- WHAT THE EXERCISE ASKS:
Please swap "Correct Answer" for "Right Answer" wherever it occurs in the lines below, and give all the lines back with nothing else changed. Leave the pictures out of your answer.
start
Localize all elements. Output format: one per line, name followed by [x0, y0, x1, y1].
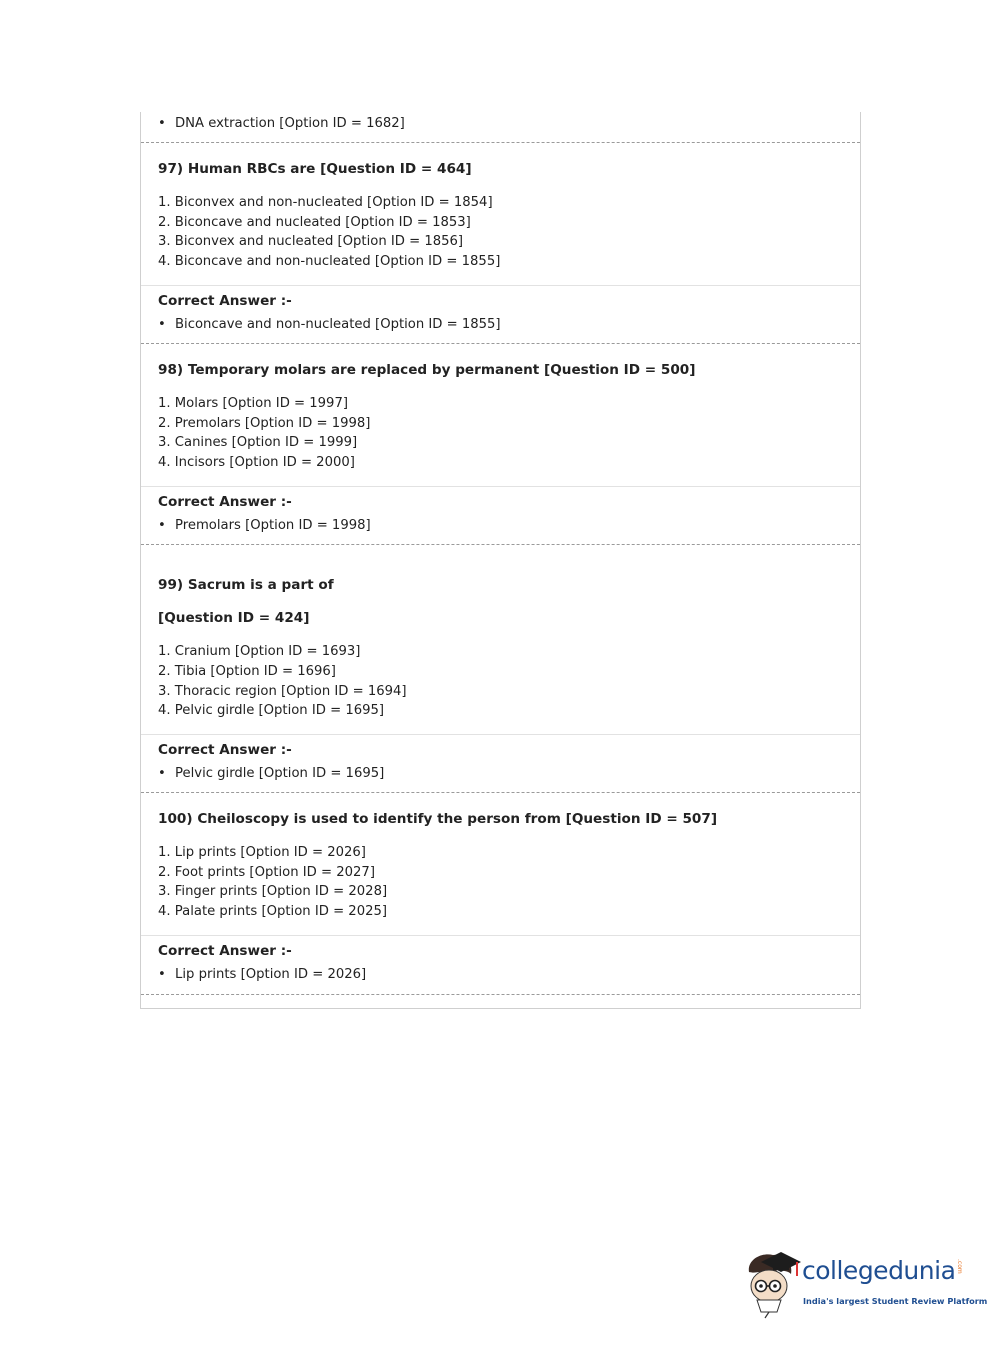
question-97-answer: • Biconcave and non-nucleated [Option ID = 1855] — [175, 315, 501, 335]
logo-tagline: India's largest Student Review Platform — [803, 1296, 988, 1306]
divider — [141, 142, 860, 143]
question-97-title: 97) Human RBCs are [Question ID = 464] — [158, 161, 472, 177]
question-97-answer-label: Correct Answer :- — [158, 293, 292, 309]
question-97-option-4: 4. Biconcave and non-nucleated [Option ID = 1855] — [158, 254, 501, 269]
question-100-answer: • Lip prints [Option ID = 2026] — [175, 965, 366, 985]
question-99-option-3: 3. Thoracic region [Option ID = 1694] — [158, 684, 407, 699]
mascot-icon — [743, 1250, 801, 1320]
divider — [141, 343, 860, 344]
divider — [141, 486, 860, 487]
question-97-option-1: 1. Biconvex and non-nucleated [Option ID = 1854] — [158, 195, 493, 210]
question-100-option-4: 4. Palate prints [Option ID = 2025] — [158, 904, 388, 919]
question-99-title-id: [Question ID = 424] — [158, 610, 310, 626]
divider — [141, 544, 860, 545]
divider — [141, 734, 860, 735]
question-98-title: 98) Temporary molars are replaced by permanent [Question ID = 500] — [158, 362, 696, 378]
question-97-option-2: 2. Biconcave and nucleated [Option ID = 1853] — [158, 215, 471, 230]
question-99-title: 99) Sacrum is a part of — [158, 577, 334, 593]
question-98-option-3: 3. Canines [Option ID = 1999] — [158, 435, 358, 450]
question-99-option-4: 4. Pelvic girdle [Option ID = 1695] — [158, 703, 385, 718]
logo-wordmark: collegedunia — [802, 1256, 956, 1285]
divider — [141, 792, 860, 793]
collegedunia-logo — [743, 1250, 988, 1320]
question-99-answer-label: Correct Answer :- — [158, 742, 292, 758]
question-100-option-3: 3. Finger prints [Option ID = 2028] — [158, 884, 388, 899]
question-97-option-3: 3. Biconvex and nucleated [Option ID = 1856] — [158, 234, 464, 249]
question-100-option-2: 2. Foot prints [Option ID = 2027] — [158, 865, 375, 880]
divider — [141, 935, 860, 936]
divider — [141, 994, 860, 995]
question-paper-sheet — [140, 112, 861, 1009]
question-98-option-1: 1. Molars [Option ID = 1997] — [158, 396, 348, 411]
question-100-title: 100) Cheiloscopy is used to identify the person from [Question ID = 507] — [158, 811, 718, 827]
question-99-option-1: 1. Cranium [Option ID = 1693] — [158, 644, 361, 659]
prev-answer-bullet: • DNA extraction [Option ID = 1682] — [175, 114, 405, 134]
question-98-answer-label: Correct Answer :- — [158, 494, 292, 510]
question-98-option-4: 4. Incisors [Option ID = 2000] — [158, 455, 355, 470]
question-99-answer: • Pelvic girdle [Option ID = 1695] — [175, 764, 384, 784]
question-98-answer: • Premolars [Option ID = 1998] — [175, 516, 371, 536]
divider — [141, 285, 860, 286]
logo-domain-suffix: .com — [956, 1259, 963, 1274]
question-100-option-1: 1. Lip prints [Option ID = 2026] — [158, 845, 366, 860]
question-98-option-2: 2. Premolars [Option ID = 1998] — [158, 416, 371, 431]
question-99-option-2: 2. Tibia [Option ID = 1696] — [158, 664, 336, 679]
question-100-answer-label: Correct Answer :- — [158, 943, 292, 959]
end
- EXPECTED OUTPUT:
Localize all elements. Output format: one per line, name followed by [x0, y0, x1, y1].
question-97-answer: • Biconcave and non-nucleated [Option ID = 1855] — [175, 315, 501, 335]
logo-tagline: India's largest Student Review Platform — [803, 1296, 988, 1306]
divider — [141, 142, 860, 143]
question-97-title: 97) Human RBCs are [Question ID = 464] — [158, 161, 472, 177]
question-97-answer-label: Right Answer :- — [158, 293, 292, 309]
question-97-option-4: 4. Biconcave and non-nucleated [Option ID = 1855] — [158, 254, 501, 269]
question-100-answer: • Lip prints [Option ID = 2026] — [175, 965, 366, 985]
question-99-option-3: 3. Thoracic region [Option ID = 1694] — [158, 684, 407, 699]
mascot-icon — [743, 1250, 801, 1320]
divider — [141, 343, 860, 344]
divider — [141, 486, 860, 487]
question-97-option-1: 1. Biconvex and non-nucleated [Option ID = 1854] — [158, 195, 493, 210]
question-100-option-4: 4. Palate prints [Option ID = 2025] — [158, 904, 388, 919]
question-99-title-id: [Question ID = 424] — [158, 610, 310, 626]
divider — [141, 544, 860, 545]
divider — [141, 734, 860, 735]
question-98-title: 98) Temporary molars are replaced by permanent [Question ID = 500] — [158, 362, 696, 378]
question-97-option-2: 2. Biconcave and nucleated [Option ID = 1853] — [158, 215, 471, 230]
question-99-title: 99) Sacrum is a part of — [158, 577, 334, 593]
question-98-option-3: 3. Canines [Option ID = 1999] — [158, 435, 358, 450]
question-99-option-4: 4. Pelvic girdle [Option ID = 1695] — [158, 703, 385, 718]
logo-wordmark: collegedunia — [802, 1256, 956, 1285]
divider — [141, 792, 860, 793]
collegedunia-logo — [743, 1250, 988, 1320]
question-99-answer-label: Right Answer :- — [158, 742, 292, 758]
question-100-option-3: 3. Finger prints [Option ID = 2028] — [158, 884, 388, 899]
question-97-option-3: 3. Biconvex and nucleated [Option ID = 1856] — [158, 234, 464, 249]
question-100-option-2: 2. Foot prints [Option ID = 2027] — [158, 865, 375, 880]
divider — [141, 935, 860, 936]
divider — [141, 994, 860, 995]
question-paper-sheet — [140, 112, 861, 1009]
question-98-option-1: 1. Molars [Option ID = 1997] — [158, 396, 348, 411]
question-100-title: 100) Cheiloscopy is used to identify the person from [Question ID = 507] — [158, 811, 718, 827]
question-99-option-1: 1. Cranium [Option ID = 1693] — [158, 644, 361, 659]
prev-answer-bullet: • DNA extraction [Option ID = 1682] — [175, 114, 405, 134]
question-98-answer-label: Right Answer :- — [158, 494, 292, 510]
question-98-option-4: 4. Incisors [Option ID = 2000] — [158, 455, 355, 470]
question-99-answer: • Pelvic girdle [Option ID = 1695] — [175, 764, 384, 784]
question-98-answer: • Premolars [Option ID = 1998] — [175, 516, 371, 536]
divider — [141, 285, 860, 286]
logo-domain-suffix: .com — [956, 1259, 963, 1274]
question-100-option-1: 1. Lip prints [Option ID = 2026] — [158, 845, 366, 860]
question-98-option-2: 2. Premolars [Option ID = 1998] — [158, 416, 371, 431]
question-99-option-2: 2. Tibia [Option ID = 1696] — [158, 664, 336, 679]
question-100-answer-label: Right Answer :- — [158, 943, 292, 959]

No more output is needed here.